- **SUPPLIED RECORDS**
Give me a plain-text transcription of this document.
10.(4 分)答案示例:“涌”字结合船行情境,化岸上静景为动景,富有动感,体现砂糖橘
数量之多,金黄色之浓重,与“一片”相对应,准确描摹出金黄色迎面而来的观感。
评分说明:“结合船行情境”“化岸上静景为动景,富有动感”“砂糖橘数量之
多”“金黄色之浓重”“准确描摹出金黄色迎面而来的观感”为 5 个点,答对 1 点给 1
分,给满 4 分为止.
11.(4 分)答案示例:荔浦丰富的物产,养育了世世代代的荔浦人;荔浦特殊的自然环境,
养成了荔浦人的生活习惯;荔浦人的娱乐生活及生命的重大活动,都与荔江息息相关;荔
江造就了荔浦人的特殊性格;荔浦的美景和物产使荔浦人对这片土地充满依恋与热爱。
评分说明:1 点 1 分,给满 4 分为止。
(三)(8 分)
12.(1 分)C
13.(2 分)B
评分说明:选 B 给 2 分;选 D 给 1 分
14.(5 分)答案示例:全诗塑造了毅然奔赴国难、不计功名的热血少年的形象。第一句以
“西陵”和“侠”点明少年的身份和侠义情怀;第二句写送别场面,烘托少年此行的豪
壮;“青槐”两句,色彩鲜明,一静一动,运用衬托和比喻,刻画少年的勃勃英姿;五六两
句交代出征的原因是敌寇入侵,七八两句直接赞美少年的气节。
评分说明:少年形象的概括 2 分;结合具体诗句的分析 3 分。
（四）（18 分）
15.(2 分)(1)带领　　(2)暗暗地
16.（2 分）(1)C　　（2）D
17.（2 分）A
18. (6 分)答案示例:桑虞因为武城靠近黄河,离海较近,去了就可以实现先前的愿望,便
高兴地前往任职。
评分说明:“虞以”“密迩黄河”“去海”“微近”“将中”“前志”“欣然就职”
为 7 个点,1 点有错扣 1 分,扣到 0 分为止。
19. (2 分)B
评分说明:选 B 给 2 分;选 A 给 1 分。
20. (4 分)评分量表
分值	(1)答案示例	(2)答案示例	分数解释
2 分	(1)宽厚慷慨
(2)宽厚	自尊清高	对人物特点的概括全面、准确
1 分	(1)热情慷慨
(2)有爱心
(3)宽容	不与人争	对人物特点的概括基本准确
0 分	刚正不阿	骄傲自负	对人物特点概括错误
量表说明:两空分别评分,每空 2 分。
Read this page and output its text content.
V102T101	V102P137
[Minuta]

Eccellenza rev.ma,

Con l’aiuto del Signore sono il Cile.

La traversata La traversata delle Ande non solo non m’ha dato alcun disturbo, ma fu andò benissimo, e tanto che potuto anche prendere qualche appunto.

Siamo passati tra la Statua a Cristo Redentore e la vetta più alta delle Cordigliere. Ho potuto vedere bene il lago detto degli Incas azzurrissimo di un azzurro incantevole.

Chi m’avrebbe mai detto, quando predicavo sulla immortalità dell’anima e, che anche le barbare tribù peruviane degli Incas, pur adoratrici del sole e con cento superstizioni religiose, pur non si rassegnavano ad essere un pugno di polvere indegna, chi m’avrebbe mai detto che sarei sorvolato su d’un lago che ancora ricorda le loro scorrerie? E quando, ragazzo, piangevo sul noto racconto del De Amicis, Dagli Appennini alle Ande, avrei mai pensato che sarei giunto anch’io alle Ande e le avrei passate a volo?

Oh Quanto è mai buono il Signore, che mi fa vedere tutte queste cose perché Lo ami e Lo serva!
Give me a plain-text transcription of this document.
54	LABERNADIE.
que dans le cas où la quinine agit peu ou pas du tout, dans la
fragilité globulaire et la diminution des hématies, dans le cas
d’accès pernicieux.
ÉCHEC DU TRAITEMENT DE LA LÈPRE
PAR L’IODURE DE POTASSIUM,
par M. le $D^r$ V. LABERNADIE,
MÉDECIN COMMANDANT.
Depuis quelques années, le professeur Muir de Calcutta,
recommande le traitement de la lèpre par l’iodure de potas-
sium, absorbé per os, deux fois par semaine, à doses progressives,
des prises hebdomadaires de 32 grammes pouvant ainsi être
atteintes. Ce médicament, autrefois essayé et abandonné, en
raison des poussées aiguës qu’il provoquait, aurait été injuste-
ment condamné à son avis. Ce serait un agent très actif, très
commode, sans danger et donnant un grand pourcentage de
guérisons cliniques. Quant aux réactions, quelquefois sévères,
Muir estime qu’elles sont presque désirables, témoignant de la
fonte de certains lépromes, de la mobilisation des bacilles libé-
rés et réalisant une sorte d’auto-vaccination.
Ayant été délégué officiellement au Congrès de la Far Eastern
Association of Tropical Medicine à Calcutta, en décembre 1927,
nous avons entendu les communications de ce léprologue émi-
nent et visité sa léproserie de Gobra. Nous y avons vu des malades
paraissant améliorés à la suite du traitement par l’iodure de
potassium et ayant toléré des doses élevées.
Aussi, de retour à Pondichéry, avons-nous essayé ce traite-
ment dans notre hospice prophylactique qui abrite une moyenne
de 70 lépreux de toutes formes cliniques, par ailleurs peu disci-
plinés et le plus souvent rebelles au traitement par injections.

- **GIVEN PROBLEM**
Using the data above, print every record exactly as shown.

- **OUTPUT FOR THIS TASK**
Give me a plain-text transcription of this document.
10.(4 分)答案示例:“涌”字结合船行情境,化岸上静景为动景,富有动感,体现砂糖橘
数量之多,金黄色之浓重,与“一片”相对应,准确描摹出金黄色迎面而来的观感。
评分说明:“结合船行情境”“化岸上静景为动景,富有动感”“砂糖橘数量之
多”“金黄色之浓重”“准确描摹出金黄色迎面而来的观感”为 5 个点,答对 1 点给 1
分,给满 4 分为止.
11.(4 分)答案示例:荔浦丰富的物产,养育了世世代代的荔浦人;荔浦特殊的自然环境,
养成了荔浦人的生活习惯;荔浦人的娱乐生活及生命的重大活动,都与荔江息息相关;荔
江造就了荔浦人的特殊性格;荔浦的美景和物产使荔浦人对这片土地充满依恋与热爱。
评分说明:1 点 1 分,给满 4 分为止。
(三)(8 分)
12.(1 分)C
13.(2 分)B
评分说明:选 B 给 2 分;选 D 给 1 分
14.(5 分)答案示例:全诗塑造了毅然奔赴国难、不计功名的热血少年的形象。第一句以
“西陵”和“侠”点明少年的身份和侠义情怀;第二句写送别场面,烘托少年此行的豪
壮;“青槐”两句,色彩鲜明,一静一动,运用衬托和比喻,刻画少年的勃勃英姿;五六两
句交代出征的原因是敌寇入侵,七八两句直接赞美少年的气节。
评分说明:少年形象的概括 2 分;结合具体诗句的分析 3 分。
（四）（18 分）
15.(2 分)(1)带领　　(2)暗暗地
16.（2 分）(1)C　　（2）D
17.（2 分）A
18. (6 分)答案示例:桑虞因为武城靠近黄河,离海较近,去了就可以实现先前的愿望,便
高兴地前往任职。
评分说明:“虞以”“密迩黄河”“去海”“微近”“将中”“前志”“欣然就职”
为 7 个点,1 点有错扣 1 分,扣到 0 分为止。
19. (2 分)B
评分说明:选 B 给 2 分;选 A 给 1 分。
20. (4 分)评分量表
分值	(1)答案示例	(2)答案示例	分数解释
2 分	(1)宽厚慷慨
(2)宽厚	自尊清高	对人物特点的概括全面、准确
1 分	(1)热情慷慨
(2)有爱心
(3)宽容	不与人争	对人物特点的概括基本准确
0 分	刚正不阿	骄傲自负	对人物特点概括错误
量表说明:两空分别评分,每空 2 分。
Read this page and output its text content.
V102T101	V102P137
[Minuta]

Eccellenza rev.ma,

Con l’aiuto del Signore sono il Cile.

La traversata La traversata delle Ande non solo non m’ha dato alcun disturbo, ma fu andò benissimo, e tanto che potuto anche prendere qualche appunto.

Siamo passati tra la Statua a Cristo Redentore e la vetta più alta delle Cordigliere. Ho potuto vedere bene il lago detto degli Incas azzurrissimo di un azzurro incantevole.

Chi m’avrebbe mai detto, quando predicavo sulla immortalità dell’anima e, che anche le barbare tribù peruviane degli Incas, pur adoratrici del sole e con cento superstizioni religiose, pur non si rassegnavano ad essere un pugno di polvere indegna, chi m’avrebbe mai detto che sarei sorvolato su d’un lago che ancora ricorda le loro scorrerie? E quando, ragazzo, piangevo sul noto racconto del De Amicis, Dagli Appennini alle Ande, avrei mai pensato che sarei giunto anch’io alle Ande e le avrei passate a volo?

Oh Quanto è mai buono il Signore, che mi fa vedere tutte queste cose perché Lo ami e Lo serva!
Give me a plain-text transcription of this document.
54	LABERNADIE.
que dans le cas où la quinine agit peu ou pas du tout, dans la
fragilité globulaire et la diminution des hématies, dans le cas
d’accès pernicieux.
ÉCHEC DU TRAITEMENT DE LA LÈPRE
PAR L’IODURE DE POTASSIUM,
par M. le $D^r$ V. LABERNADIE,
MÉDECIN COMMANDANT.
Depuis quelques années, le professeur Muir de Calcutta,
recommande le traitement de la lèpre par l’iodure de potas-
sium, absorbé per os, deux fois par semaine, à doses progressives,
des prises hebdomadaires de 32 grammes pouvant ainsi être
atteintes. Ce médicament, autrefois essayé et abandonné, en
raison des poussées aiguës qu’il provoquait, aurait été injuste-
ment condamné à son avis. Ce serait un agent très actif, très
commode, sans danger et donnant un grand pourcentage de
guérisons cliniques. Quant aux réactions, quelquefois sévères,
Muir estime qu’elles sont presque désirables, témoignant de la
fonte de certains lépromes, de la mobilisation des bacilles libé-
rés et réalisant une sorte d’auto-vaccination.
Ayant été délégué officiellement au Congrès de la Far Eastern
Association of Tropical Medicine à Calcutta, en décembre 1927,
nous avons entendu les communications de ce léprologue émi-
nent et visité sa léproserie de Gobra. Nous y avons vu des malades
paraissant améliorés à la suite du traitement par l’iodure de
potassium et ayant toléré des doses élevées.
Aussi, de retour à Pondichéry, avons-nous essayé ce traite-
ment dans notre hospice prophylactique qui abrite une moyenne
de 70 lépreux de toutes formes cliniques, par ailleurs peu disci-
plinés et le plus souvent rebelles au traitement par injections.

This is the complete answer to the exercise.